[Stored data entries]
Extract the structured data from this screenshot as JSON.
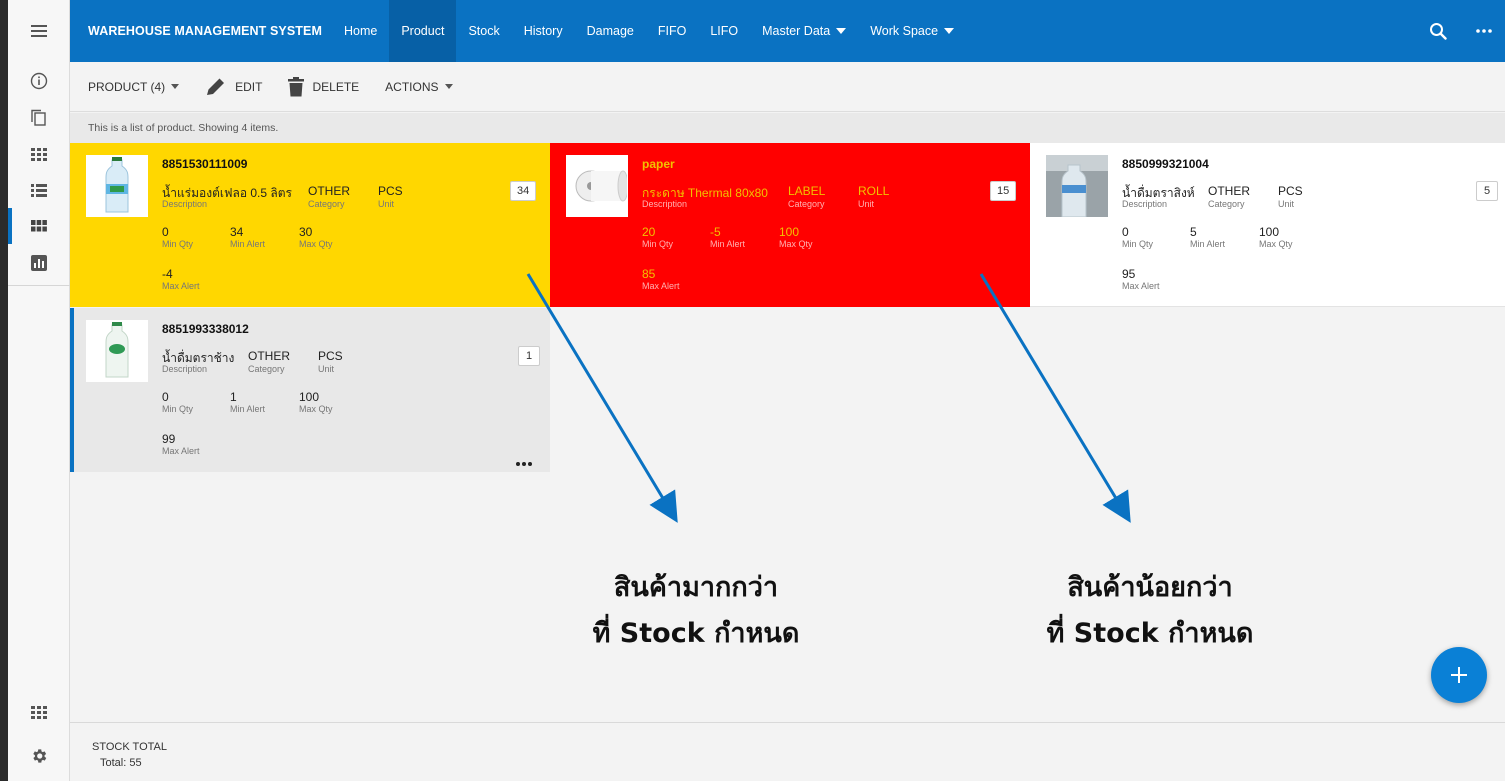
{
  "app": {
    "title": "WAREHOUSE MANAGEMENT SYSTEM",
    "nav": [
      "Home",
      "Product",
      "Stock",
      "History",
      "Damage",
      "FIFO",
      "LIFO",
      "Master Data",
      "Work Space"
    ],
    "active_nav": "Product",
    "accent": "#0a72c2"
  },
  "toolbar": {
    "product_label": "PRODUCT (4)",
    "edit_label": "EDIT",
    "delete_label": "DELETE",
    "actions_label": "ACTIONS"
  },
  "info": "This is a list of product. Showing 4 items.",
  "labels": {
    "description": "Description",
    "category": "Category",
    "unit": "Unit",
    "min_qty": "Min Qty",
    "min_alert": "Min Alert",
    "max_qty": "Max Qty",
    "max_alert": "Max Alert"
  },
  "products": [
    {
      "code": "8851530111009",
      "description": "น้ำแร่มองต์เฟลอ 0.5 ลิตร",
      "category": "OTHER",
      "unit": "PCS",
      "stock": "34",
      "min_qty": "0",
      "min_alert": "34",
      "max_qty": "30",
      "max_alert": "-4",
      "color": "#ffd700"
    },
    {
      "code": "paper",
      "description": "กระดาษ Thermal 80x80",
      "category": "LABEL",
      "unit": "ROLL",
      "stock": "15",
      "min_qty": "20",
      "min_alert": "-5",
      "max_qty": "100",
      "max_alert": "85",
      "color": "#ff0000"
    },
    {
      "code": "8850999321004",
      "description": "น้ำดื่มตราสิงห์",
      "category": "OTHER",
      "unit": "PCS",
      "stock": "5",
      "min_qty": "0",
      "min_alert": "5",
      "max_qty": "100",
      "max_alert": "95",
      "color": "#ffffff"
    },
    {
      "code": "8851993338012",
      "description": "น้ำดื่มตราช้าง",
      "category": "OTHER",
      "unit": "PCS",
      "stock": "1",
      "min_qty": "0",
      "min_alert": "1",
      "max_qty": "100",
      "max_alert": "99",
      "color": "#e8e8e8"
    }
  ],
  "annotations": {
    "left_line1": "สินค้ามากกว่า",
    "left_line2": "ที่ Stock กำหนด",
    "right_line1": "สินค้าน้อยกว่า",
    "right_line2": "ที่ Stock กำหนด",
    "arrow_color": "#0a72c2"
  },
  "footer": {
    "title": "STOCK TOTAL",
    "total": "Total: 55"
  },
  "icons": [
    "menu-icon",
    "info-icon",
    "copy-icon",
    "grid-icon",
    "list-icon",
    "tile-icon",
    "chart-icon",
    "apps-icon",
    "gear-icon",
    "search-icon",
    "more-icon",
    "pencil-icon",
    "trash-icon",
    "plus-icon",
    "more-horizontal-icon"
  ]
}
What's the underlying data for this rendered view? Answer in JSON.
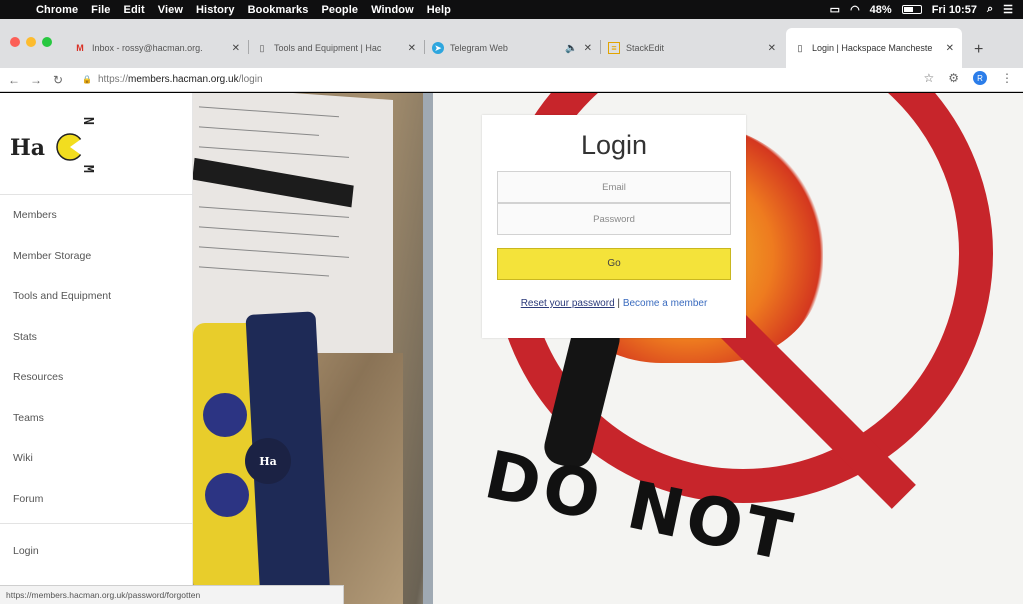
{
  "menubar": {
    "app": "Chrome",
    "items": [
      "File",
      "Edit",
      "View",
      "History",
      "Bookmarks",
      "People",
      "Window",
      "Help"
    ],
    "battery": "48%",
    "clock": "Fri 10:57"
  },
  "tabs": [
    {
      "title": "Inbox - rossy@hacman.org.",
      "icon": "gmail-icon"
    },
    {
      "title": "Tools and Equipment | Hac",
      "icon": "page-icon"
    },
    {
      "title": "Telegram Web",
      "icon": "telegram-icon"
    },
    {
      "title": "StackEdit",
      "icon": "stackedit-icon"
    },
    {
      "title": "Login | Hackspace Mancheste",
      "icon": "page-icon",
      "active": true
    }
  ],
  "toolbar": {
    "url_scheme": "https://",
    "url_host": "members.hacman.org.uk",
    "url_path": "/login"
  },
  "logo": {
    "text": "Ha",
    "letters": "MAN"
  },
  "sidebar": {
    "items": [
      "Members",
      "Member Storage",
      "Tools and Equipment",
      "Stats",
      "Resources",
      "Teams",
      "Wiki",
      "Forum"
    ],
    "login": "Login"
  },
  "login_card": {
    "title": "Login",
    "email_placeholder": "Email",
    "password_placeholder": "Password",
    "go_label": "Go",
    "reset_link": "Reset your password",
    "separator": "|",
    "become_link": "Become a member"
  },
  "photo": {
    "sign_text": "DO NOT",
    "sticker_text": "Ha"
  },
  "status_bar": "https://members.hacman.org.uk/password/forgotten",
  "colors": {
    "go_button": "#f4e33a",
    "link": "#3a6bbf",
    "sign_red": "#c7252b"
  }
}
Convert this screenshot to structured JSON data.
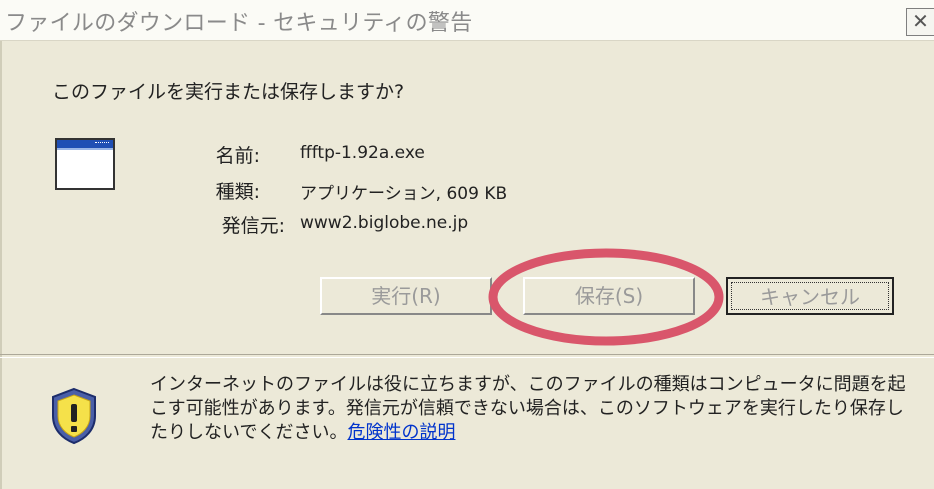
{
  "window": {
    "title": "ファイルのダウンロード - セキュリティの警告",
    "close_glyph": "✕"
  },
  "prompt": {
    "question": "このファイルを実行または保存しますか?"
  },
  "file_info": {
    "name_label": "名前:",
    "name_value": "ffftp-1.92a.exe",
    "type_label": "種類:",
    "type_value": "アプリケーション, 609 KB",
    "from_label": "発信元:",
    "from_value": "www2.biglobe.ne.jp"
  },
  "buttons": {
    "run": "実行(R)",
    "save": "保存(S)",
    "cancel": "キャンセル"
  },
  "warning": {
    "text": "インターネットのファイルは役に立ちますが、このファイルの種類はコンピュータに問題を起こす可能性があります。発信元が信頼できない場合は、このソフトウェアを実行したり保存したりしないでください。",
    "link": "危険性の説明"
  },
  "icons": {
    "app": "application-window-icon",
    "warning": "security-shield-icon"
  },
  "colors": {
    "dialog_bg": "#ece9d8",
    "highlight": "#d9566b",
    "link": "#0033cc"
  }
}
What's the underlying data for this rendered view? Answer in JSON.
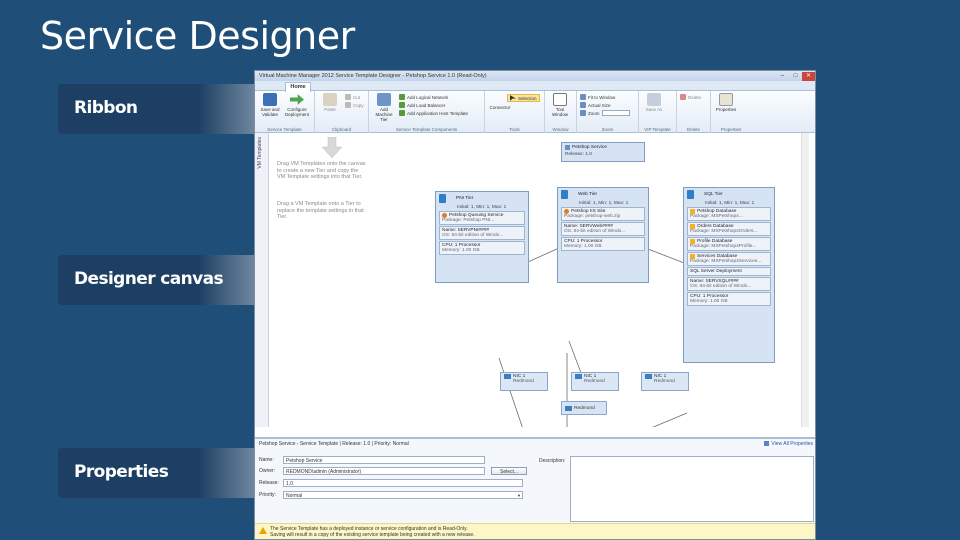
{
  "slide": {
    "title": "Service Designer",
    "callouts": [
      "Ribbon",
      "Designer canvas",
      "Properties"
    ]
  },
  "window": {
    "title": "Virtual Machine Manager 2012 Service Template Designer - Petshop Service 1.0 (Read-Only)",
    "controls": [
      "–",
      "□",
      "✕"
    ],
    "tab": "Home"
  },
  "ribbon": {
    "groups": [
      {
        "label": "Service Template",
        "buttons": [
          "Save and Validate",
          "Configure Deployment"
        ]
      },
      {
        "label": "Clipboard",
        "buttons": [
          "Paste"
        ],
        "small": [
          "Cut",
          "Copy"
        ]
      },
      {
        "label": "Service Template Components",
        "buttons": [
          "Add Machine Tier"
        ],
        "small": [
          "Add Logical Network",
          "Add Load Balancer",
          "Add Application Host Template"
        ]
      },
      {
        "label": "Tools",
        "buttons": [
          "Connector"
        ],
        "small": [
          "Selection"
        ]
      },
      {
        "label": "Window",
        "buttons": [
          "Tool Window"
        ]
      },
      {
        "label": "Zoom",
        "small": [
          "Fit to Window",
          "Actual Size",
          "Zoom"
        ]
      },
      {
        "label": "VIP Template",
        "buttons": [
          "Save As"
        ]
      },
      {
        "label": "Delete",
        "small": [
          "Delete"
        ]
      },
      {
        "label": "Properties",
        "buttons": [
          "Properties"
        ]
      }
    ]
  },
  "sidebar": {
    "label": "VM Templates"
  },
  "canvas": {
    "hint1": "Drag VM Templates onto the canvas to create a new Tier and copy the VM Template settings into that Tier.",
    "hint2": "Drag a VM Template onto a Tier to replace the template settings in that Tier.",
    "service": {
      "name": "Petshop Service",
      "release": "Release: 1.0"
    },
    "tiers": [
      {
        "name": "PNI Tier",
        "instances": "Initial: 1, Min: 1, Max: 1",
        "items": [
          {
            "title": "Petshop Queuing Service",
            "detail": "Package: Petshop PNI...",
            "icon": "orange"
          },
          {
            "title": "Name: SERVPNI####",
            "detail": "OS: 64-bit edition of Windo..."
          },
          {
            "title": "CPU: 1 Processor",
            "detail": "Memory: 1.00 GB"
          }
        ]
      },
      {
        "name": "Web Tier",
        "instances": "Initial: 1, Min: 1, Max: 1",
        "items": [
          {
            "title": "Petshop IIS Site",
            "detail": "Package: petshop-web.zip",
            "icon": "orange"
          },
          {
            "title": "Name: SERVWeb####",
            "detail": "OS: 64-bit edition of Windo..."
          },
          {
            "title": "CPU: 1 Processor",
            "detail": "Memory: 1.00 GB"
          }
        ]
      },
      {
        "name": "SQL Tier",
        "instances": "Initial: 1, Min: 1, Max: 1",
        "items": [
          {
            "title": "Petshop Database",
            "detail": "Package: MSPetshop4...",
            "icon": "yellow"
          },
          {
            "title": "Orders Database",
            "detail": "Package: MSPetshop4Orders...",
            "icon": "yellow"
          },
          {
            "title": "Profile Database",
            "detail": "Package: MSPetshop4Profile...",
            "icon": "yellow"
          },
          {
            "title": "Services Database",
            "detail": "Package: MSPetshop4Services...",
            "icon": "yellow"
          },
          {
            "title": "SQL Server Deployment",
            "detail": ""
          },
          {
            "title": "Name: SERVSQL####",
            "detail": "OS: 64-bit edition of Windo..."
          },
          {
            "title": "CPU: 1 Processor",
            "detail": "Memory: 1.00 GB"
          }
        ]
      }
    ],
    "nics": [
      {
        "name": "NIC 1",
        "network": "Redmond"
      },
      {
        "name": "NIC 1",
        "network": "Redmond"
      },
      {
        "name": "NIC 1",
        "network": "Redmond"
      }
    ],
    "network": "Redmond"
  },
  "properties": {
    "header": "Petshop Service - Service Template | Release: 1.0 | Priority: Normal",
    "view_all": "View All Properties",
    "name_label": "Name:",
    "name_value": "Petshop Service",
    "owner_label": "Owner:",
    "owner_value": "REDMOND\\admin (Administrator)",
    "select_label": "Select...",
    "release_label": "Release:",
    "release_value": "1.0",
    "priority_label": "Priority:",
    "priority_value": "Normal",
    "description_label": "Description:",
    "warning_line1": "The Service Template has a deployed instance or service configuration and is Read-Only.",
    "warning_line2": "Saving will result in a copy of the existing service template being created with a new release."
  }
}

▶ Task instructions:
Select, from the listing, all lines that include the word "Only".

▶ Exercise output:
    "title": "Virtual Machine Manager 2012 Service Template Designer - Petshop Service 1.0 (Read-Only)",
    "warning_line1": "The Service Template has a deployed instance or service configuration and is Read-Only.",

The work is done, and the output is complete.